YOUR INSTRUCTIONS:
Return only the line that contains "Convert this screenshot" and each line after it, through the last line of the data below, copied exactly.

--------------------------------------------------

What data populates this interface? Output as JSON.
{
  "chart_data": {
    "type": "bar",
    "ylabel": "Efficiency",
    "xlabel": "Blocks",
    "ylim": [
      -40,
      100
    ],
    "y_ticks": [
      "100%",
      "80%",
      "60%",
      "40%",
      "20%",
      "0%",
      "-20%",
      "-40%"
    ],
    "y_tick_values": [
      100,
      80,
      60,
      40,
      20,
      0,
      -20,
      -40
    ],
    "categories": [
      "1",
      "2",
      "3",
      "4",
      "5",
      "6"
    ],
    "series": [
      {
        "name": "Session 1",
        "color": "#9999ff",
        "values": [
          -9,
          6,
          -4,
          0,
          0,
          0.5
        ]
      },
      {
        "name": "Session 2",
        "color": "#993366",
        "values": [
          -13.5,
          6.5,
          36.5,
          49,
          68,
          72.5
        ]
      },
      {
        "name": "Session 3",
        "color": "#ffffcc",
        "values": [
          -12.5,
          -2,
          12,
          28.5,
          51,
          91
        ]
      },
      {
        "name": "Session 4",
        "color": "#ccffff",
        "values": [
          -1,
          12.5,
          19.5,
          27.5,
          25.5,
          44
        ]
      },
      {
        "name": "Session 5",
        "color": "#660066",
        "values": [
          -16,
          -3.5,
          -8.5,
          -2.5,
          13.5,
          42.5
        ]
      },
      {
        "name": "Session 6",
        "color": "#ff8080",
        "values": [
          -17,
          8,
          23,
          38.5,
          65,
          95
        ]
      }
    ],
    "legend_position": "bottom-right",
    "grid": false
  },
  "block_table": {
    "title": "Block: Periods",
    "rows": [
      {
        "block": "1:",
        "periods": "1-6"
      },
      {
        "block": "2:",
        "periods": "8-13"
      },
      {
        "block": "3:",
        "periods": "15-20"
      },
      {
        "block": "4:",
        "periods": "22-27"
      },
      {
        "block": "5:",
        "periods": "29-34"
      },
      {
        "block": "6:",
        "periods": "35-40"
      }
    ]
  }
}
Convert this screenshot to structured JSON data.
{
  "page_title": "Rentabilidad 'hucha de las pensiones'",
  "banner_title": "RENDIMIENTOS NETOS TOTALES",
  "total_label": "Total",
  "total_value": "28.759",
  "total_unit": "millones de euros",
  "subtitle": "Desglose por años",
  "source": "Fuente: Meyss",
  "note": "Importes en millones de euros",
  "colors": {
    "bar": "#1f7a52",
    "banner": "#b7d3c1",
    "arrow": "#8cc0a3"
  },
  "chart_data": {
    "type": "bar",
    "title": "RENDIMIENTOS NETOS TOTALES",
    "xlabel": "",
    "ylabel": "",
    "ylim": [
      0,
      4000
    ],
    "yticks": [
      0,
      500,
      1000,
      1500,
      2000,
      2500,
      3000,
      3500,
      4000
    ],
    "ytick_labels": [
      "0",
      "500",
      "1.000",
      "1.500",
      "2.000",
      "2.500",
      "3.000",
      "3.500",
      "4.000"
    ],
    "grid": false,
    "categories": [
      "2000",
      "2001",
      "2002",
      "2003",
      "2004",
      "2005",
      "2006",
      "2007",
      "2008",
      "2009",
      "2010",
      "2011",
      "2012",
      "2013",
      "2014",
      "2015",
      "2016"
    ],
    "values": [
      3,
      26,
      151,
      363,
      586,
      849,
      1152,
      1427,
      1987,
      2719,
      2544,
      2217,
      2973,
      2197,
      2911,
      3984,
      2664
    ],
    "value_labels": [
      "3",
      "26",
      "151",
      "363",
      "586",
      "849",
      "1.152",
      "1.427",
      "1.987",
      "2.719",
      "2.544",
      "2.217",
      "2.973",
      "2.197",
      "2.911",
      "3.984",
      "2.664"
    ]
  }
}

--------------------------------------------------

TASK ANSWER:
Convert this screenshot to structured JSON data.
{
  "page_title": "Rentabilidad 'hucha de las pensiones'",
  "banner_title": "RENDIMIENTOS NETOS TOTALES",
  "total_label": "Total",
  "total_value": "28.759",
  "total_unit": "millones de euros",
  "subtitle": "Desglose por años",
  "source": "Fuente: Meyss",
  "note": "Importes en millones de euros",
  "colors": {
    "bar": "#1f7a52",
    "banner": "#b7d3c1",
    "arrow": "#8cc0a3"
  },
  "chart_data": {
    "type": "bar",
    "title": "RENDIMIENTOS NETOS TOTALES",
    "xlabel": "",
    "ylabel": "",
    "ylim": [
      0,
      4000
    ],
    "yticks": [
      0,
      500,
      1000,
      1500,
      2000,
      2500,
      3000,
      3500,
      4000
    ],
    "ytick_labels": [
      "0",
      "500",
      "1.000",
      "1.500",
      "2.000",
      "2.500",
      "3.000",
      "3.500",
      "4.000"
    ],
    "grid": false,
    "categories": [
      "2000",
      "2001",
      "2002",
      "2003",
      "2004",
      "2005",
      "2006",
      "2007",
      "2008",
      "2009",
      "2010",
      "2011",
      "2012",
      "2013",
      "2014",
      "2015",
      "2016"
    ],
    "values": [
      3,
      26,
      151,
      363,
      586,
      849,
      1152,
      1427,
      1987,
      2719,
      2544,
      2217,
      2973,
      2197,
      2911,
      3984,
      2664
    ],
    "value_labels": [
      "3",
      "26",
      "151",
      "363",
      "586",
      "849",
      "1.152",
      "1.427",
      "1.987",
      "2.719",
      "2.544",
      "2.217",
      "2.973",
      "2.197",
      "2.911",
      "3.984",
      "2.664"
    ]
  }
}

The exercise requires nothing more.